◆ WHAT IS REQUIRED
Render every entry verbatim.

◆ MATERIAL FOR THE TASK
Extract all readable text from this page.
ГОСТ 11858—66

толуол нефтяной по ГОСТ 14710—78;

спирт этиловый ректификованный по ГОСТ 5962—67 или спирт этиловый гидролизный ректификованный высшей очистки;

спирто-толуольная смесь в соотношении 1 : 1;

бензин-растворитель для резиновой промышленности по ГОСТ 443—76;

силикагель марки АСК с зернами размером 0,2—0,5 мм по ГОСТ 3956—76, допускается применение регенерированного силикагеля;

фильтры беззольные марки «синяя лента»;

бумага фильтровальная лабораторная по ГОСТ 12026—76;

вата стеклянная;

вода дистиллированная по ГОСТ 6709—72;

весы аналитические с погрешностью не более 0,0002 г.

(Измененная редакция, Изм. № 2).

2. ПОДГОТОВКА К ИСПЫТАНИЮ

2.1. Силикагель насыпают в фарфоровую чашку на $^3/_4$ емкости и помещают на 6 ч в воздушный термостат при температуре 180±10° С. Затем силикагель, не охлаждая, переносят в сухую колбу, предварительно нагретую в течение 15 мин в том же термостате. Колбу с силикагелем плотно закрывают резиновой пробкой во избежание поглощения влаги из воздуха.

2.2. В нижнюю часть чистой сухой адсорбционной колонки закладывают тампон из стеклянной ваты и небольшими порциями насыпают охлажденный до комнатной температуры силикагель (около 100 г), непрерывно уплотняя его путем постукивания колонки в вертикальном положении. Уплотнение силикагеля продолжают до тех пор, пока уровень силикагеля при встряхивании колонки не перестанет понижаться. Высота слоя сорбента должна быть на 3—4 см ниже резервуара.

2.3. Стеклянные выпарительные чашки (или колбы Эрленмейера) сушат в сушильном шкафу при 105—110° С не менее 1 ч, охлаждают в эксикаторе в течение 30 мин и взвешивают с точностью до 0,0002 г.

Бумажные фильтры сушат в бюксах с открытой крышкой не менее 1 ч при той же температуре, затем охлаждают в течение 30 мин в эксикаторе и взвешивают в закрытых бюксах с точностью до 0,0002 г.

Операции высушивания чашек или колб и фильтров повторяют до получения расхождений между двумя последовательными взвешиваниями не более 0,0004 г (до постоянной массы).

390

◆ TASK RESPONSE
Extract all readable text from this page.
ГОСТ 11858—66

толуол нефтяной по ГОСТ 14710—78;

спирт этиловый ректификованный по ГОСТ 5962—67 или спирт этиловый гидролизный ректификованный высшей очистки;

спирто-толуольная смесь в соотношении 1 : 1;

бензин-растворитель для резиновой промышленности по ГОСТ 443—76;

силикагель марки АСК с зернами размером 0,2—0,5 мм по ГОСТ 3956—76, допускается применение регенерированного силикагеля;

фильтры беззольные марки «синяя лента»;

бумага фильтровальная лабораторная по ГОСТ 12026—76;

вата стеклянная;

вода дистиллированная по ГОСТ 6709—72;

весы аналитические с погрешностью не более 0,0002 г.

(Измененная редакция, Изм. № 2).

2. ПОДГОТОВКА К ИСПЫТАНИЮ

2.1. Силикагель насыпают в фарфоровую чашку на $^3/_4$ емкости и помещают на 6 ч в воздушный термостат при температуре 180±10° С. Затем силикагель, не охлаждая, переносят в сухую колбу, предварительно нагретую в течение 15 мин в том же термостате. Колбу с силикагелем плотно закрывают резиновой пробкой во избежание поглощения влаги из воздуха.

2.2. В нижнюю часть чистой сухой адсорбционной колонки закладывают тампон из стеклянной ваты и небольшими порциями насыпают охлажденный до комнатной температуры силикагель (около 100 г), непрерывно уплотняя его путем постукивания колонки в вертикальном положении. Уплотнение силикагеля продолжают до тех пор, пока уровень силикагеля при встряхивании колонки не перестанет понижаться. Высота слоя сорбента должна быть на 3—4 см ниже резервуара.

2.3. Стеклянные выпарительные чашки (или колбы Эрленмейера) сушат в сушильном шкафу при 105—110° С не менее 1 ч, охлаждают в эксикаторе в течение 30 мин и взвешивают с точностью до 0,0002 г.

Бумажные фильтры сушат в бюксах с открытой крышкой не менее 1 ч при той же температуре, затем охлаждают в течение 30 мин в эксикаторе и взвешивают в закрытых бюксах с точностью до 0,0002 г.

Операции высушивания чашек или колб и фильтров повторяют до получения расхождений между двумя последовательными взвешиваниями не более 0,0004 г (до постоянной массы).

390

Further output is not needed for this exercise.